(Source data)
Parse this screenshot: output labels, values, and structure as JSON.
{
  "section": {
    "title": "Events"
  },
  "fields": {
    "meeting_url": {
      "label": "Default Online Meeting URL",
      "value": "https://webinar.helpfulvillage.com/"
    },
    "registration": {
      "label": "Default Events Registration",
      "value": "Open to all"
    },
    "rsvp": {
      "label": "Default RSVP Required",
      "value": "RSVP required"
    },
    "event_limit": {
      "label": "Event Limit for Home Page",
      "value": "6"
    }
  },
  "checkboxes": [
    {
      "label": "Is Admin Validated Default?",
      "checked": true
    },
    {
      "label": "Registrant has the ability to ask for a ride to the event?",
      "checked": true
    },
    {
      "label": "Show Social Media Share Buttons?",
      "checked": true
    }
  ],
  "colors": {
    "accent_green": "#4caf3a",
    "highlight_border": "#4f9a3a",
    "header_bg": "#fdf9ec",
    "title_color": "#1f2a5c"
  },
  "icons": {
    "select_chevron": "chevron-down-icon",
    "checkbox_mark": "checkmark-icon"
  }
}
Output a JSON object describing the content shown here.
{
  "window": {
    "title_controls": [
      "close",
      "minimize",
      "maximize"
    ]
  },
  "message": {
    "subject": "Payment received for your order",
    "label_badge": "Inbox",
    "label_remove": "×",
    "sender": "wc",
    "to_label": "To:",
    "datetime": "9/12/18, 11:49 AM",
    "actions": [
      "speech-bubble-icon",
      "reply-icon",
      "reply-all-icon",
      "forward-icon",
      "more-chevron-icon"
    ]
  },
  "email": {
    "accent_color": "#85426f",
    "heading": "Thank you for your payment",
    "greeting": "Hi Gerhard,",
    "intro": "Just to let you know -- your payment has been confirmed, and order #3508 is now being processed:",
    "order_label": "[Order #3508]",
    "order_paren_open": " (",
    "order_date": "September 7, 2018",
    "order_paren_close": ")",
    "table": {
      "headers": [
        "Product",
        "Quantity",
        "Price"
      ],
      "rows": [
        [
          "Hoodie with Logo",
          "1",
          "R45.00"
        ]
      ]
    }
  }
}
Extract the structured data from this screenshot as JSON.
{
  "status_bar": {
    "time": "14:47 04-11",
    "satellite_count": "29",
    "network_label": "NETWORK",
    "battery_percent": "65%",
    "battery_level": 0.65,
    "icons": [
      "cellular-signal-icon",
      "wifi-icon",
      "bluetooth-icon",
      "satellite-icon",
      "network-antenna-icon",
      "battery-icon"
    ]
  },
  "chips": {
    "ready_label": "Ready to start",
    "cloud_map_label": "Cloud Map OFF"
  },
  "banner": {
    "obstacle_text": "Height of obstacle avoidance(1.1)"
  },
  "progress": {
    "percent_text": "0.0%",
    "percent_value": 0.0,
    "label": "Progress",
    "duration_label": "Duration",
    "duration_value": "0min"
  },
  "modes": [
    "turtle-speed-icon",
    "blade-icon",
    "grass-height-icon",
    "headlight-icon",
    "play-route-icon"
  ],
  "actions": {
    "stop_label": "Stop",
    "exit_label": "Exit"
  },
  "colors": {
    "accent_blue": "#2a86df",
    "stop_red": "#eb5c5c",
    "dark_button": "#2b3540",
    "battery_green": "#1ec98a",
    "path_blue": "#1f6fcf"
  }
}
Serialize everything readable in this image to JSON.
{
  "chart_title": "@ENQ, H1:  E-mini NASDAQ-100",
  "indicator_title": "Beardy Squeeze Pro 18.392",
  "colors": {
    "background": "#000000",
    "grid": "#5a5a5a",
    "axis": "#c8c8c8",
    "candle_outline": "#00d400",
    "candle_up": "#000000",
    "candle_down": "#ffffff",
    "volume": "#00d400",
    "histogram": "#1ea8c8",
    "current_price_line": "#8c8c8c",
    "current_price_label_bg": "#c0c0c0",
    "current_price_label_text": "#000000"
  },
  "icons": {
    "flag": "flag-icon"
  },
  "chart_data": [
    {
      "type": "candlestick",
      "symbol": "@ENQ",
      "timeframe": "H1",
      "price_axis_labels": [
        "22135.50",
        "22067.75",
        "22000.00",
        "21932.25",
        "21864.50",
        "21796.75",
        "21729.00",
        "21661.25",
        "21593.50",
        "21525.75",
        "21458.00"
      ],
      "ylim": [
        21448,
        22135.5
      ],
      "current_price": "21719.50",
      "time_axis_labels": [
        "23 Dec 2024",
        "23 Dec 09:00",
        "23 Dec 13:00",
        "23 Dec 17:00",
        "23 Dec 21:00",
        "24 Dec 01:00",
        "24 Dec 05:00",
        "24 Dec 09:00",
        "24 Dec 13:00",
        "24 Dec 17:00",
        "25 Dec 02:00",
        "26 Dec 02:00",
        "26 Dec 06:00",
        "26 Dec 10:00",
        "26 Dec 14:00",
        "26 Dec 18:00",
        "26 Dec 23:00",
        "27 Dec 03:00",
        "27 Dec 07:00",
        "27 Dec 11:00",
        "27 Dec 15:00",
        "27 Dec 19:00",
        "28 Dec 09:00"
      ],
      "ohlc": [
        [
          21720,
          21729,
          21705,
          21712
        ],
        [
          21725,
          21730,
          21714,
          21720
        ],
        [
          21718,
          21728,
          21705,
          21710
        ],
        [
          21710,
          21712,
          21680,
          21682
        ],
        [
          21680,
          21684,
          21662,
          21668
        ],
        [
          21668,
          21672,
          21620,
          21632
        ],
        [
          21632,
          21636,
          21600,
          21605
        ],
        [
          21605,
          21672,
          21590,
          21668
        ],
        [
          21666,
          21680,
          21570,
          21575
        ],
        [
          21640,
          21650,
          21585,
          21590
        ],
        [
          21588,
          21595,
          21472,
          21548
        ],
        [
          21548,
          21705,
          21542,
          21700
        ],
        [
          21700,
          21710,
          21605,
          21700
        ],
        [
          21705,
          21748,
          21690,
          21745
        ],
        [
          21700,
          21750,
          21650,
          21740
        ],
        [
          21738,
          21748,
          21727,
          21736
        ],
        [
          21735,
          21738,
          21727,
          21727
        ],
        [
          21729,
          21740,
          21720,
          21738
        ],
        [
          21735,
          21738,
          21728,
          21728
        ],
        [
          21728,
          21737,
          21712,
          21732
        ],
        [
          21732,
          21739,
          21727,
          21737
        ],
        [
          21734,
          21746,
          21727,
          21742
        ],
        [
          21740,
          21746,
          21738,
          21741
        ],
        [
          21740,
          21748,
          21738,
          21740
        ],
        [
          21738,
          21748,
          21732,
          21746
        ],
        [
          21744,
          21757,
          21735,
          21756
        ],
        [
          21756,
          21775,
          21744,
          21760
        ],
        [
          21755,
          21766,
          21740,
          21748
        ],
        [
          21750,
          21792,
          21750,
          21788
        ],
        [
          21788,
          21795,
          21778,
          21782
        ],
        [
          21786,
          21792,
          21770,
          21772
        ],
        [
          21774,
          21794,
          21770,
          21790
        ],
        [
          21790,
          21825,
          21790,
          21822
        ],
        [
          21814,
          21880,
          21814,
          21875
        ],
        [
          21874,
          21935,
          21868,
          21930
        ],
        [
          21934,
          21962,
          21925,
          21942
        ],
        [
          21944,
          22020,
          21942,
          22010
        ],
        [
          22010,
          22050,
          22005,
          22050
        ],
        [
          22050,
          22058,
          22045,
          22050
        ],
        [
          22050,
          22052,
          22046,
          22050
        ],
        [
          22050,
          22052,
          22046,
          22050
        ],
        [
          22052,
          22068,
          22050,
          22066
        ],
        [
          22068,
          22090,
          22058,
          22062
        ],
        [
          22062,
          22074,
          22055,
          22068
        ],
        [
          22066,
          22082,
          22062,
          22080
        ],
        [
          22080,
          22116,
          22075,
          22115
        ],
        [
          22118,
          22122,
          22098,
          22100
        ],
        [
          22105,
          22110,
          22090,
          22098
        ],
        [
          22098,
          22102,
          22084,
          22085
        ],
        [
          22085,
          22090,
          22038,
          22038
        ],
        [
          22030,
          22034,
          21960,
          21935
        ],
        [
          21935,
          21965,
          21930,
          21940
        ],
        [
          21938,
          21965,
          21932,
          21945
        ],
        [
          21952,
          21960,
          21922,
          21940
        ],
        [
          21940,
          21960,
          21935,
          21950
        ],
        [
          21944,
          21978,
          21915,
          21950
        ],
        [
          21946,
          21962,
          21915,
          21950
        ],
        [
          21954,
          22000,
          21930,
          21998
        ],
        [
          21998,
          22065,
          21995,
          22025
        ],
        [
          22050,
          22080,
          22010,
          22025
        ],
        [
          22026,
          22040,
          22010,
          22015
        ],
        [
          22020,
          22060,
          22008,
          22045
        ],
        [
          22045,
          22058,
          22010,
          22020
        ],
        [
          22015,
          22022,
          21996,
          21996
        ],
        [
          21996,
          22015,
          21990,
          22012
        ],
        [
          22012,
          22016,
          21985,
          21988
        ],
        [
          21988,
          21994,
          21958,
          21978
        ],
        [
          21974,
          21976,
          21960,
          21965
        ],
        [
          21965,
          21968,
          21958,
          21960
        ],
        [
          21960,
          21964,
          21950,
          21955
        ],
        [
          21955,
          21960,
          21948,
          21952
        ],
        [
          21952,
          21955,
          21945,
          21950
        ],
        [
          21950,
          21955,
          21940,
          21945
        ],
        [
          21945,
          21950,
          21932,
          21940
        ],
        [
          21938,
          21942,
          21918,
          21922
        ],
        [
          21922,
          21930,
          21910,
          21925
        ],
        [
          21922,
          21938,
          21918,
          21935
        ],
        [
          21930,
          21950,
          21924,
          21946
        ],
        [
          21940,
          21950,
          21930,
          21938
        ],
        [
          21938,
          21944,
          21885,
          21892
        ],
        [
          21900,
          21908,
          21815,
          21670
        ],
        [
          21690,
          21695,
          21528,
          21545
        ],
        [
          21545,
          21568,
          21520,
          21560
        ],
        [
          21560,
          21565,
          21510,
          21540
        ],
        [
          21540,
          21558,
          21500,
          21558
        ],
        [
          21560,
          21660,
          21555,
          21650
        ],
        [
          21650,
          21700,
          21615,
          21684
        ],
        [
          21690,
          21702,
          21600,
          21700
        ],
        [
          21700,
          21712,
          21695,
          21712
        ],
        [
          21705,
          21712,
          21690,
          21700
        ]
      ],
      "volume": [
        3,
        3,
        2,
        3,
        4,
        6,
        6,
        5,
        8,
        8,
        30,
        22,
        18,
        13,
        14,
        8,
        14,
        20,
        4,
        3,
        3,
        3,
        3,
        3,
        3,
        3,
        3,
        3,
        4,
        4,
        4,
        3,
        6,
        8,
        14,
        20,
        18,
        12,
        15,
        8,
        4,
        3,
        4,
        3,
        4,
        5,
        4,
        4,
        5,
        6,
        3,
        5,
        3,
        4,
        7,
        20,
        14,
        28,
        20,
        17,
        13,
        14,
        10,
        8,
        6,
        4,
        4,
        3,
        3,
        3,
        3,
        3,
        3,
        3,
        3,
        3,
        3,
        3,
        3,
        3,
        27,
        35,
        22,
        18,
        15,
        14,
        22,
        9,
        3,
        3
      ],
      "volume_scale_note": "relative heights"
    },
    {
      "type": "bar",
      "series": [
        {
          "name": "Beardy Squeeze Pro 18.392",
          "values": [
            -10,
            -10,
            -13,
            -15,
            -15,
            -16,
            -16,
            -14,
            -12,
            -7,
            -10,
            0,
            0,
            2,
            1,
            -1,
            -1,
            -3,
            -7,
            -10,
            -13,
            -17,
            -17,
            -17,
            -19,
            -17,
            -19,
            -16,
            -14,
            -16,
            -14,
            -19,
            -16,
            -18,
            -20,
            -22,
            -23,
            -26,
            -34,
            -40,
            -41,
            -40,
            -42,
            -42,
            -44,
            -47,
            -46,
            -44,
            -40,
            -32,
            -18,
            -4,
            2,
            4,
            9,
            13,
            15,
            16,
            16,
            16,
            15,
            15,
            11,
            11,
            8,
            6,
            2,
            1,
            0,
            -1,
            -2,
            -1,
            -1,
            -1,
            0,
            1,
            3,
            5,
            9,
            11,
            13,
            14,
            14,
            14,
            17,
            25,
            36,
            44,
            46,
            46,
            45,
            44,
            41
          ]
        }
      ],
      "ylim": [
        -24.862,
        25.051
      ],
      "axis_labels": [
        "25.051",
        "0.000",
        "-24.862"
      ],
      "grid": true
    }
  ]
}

* _Task directions_
In the listing, find all lines with the string "JSON" and copy them.

* _Task solution_
Parse this screenshot: output labels, values, and structure as JSON.
Output a JSON object describing the content shown here.
Extract the structured data from this screenshot as JSON.
Serialize everything readable in this image to JSON.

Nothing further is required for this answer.